• **GIVEN INSTRUCTION**: Examine each line of the data. Copy those that contain the string "right".

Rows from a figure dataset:
-- BEGIN --
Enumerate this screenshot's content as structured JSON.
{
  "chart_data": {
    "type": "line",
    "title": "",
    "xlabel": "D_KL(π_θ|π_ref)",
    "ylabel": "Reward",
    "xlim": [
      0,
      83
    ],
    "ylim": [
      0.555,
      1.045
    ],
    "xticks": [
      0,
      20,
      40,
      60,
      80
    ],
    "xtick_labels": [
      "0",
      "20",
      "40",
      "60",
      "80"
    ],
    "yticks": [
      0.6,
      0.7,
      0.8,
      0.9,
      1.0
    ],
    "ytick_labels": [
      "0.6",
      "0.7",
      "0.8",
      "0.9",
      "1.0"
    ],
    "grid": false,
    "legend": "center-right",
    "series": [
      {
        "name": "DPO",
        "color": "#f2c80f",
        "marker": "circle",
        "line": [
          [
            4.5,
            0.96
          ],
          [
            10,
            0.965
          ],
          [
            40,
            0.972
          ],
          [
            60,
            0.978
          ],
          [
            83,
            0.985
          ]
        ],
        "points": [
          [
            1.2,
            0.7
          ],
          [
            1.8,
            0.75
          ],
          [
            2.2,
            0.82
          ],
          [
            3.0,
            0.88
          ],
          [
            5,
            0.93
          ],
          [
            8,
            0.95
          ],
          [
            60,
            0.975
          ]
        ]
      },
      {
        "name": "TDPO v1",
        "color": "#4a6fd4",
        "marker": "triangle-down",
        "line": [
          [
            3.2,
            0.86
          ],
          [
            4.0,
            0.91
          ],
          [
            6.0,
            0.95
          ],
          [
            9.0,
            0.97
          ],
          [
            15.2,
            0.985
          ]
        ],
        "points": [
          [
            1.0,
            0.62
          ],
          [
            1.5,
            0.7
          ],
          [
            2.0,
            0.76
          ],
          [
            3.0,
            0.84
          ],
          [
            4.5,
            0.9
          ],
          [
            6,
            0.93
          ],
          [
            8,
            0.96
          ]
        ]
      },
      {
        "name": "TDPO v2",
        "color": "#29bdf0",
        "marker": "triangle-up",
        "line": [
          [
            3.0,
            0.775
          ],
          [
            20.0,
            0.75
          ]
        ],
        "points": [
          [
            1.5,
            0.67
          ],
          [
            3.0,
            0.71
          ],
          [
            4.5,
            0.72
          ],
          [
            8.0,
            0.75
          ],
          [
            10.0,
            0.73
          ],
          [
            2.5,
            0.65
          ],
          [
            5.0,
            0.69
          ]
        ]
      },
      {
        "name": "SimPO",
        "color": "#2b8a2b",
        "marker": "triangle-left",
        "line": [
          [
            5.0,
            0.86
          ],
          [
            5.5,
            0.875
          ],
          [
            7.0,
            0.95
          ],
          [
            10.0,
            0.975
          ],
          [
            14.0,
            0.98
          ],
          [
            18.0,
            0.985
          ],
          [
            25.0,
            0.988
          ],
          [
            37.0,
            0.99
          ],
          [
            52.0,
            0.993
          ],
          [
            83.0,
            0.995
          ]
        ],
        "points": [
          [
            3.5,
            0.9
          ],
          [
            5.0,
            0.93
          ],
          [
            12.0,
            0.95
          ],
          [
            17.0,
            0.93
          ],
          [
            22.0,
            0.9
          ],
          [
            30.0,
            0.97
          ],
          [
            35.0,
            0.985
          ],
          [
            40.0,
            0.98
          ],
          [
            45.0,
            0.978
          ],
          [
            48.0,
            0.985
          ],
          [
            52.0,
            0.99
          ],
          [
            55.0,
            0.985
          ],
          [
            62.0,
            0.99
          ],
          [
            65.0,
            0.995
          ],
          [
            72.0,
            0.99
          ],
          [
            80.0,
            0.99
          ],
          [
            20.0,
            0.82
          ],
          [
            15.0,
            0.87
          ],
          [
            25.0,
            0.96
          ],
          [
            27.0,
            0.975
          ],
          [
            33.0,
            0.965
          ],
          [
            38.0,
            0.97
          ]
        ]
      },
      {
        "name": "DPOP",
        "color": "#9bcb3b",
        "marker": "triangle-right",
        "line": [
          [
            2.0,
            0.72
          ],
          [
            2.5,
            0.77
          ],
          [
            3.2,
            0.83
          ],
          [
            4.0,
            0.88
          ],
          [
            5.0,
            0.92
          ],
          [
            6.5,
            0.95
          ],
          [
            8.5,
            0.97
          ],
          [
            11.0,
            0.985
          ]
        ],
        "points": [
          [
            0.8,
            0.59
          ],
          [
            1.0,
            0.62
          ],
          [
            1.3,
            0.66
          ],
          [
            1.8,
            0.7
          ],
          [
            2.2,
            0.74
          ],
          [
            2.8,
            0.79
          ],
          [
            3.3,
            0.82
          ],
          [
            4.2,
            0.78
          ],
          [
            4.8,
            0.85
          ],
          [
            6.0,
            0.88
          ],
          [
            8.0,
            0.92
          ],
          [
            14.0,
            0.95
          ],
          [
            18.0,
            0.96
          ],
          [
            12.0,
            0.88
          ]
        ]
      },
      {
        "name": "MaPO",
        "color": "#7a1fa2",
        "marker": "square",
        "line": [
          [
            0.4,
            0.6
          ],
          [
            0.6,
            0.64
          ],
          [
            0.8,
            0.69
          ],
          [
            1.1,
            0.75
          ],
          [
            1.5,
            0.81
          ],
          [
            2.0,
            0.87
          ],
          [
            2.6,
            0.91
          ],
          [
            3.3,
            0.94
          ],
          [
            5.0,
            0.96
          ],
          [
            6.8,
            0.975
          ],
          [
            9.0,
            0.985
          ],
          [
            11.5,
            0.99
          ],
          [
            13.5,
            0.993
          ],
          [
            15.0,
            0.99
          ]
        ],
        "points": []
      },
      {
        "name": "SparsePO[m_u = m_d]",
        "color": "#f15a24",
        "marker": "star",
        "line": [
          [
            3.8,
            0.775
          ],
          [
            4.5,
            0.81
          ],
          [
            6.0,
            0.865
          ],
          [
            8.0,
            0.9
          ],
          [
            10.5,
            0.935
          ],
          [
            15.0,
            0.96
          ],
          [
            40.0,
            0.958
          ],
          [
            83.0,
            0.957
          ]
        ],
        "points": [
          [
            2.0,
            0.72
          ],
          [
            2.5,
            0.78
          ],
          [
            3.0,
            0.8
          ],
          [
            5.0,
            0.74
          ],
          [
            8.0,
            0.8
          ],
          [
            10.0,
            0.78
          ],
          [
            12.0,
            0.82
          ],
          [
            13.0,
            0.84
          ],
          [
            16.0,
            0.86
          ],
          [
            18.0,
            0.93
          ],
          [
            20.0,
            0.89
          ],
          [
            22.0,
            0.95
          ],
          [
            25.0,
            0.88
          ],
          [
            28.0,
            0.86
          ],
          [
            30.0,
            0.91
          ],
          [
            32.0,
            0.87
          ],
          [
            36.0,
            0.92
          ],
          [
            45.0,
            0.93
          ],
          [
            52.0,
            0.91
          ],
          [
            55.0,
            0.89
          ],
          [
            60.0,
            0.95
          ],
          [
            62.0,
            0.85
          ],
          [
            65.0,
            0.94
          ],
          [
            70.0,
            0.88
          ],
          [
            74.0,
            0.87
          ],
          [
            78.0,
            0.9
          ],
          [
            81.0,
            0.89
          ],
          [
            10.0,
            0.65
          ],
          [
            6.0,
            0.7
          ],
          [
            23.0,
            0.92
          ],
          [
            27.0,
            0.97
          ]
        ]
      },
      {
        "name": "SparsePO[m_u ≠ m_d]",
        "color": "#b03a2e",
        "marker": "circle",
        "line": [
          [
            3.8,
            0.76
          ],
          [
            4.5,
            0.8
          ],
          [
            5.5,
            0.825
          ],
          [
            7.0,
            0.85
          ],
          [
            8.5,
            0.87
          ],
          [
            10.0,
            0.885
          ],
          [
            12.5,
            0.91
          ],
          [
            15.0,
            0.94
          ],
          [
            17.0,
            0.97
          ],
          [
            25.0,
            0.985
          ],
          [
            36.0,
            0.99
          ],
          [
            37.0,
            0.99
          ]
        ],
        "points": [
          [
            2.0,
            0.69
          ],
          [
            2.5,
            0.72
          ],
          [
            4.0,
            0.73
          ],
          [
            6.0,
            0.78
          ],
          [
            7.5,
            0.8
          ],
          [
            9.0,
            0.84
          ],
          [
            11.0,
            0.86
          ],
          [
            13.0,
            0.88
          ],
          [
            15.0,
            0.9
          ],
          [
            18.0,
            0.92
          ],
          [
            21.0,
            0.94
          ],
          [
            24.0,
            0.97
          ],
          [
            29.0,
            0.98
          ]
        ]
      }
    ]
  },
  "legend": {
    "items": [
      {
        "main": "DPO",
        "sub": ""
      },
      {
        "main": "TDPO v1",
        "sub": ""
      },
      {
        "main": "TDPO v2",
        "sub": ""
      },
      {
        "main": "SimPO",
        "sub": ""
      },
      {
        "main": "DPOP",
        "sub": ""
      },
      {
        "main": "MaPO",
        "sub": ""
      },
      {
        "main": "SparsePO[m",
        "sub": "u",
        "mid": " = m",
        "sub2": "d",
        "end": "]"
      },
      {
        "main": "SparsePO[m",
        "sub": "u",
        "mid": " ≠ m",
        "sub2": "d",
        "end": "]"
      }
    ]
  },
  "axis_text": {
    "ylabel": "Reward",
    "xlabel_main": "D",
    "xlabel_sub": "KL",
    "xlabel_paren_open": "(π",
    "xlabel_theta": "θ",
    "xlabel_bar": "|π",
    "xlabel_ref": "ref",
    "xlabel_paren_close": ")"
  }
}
-- END --
• **TASK SOLUTION**:
    "legend": "center-right",
        "marker": "triangle-right",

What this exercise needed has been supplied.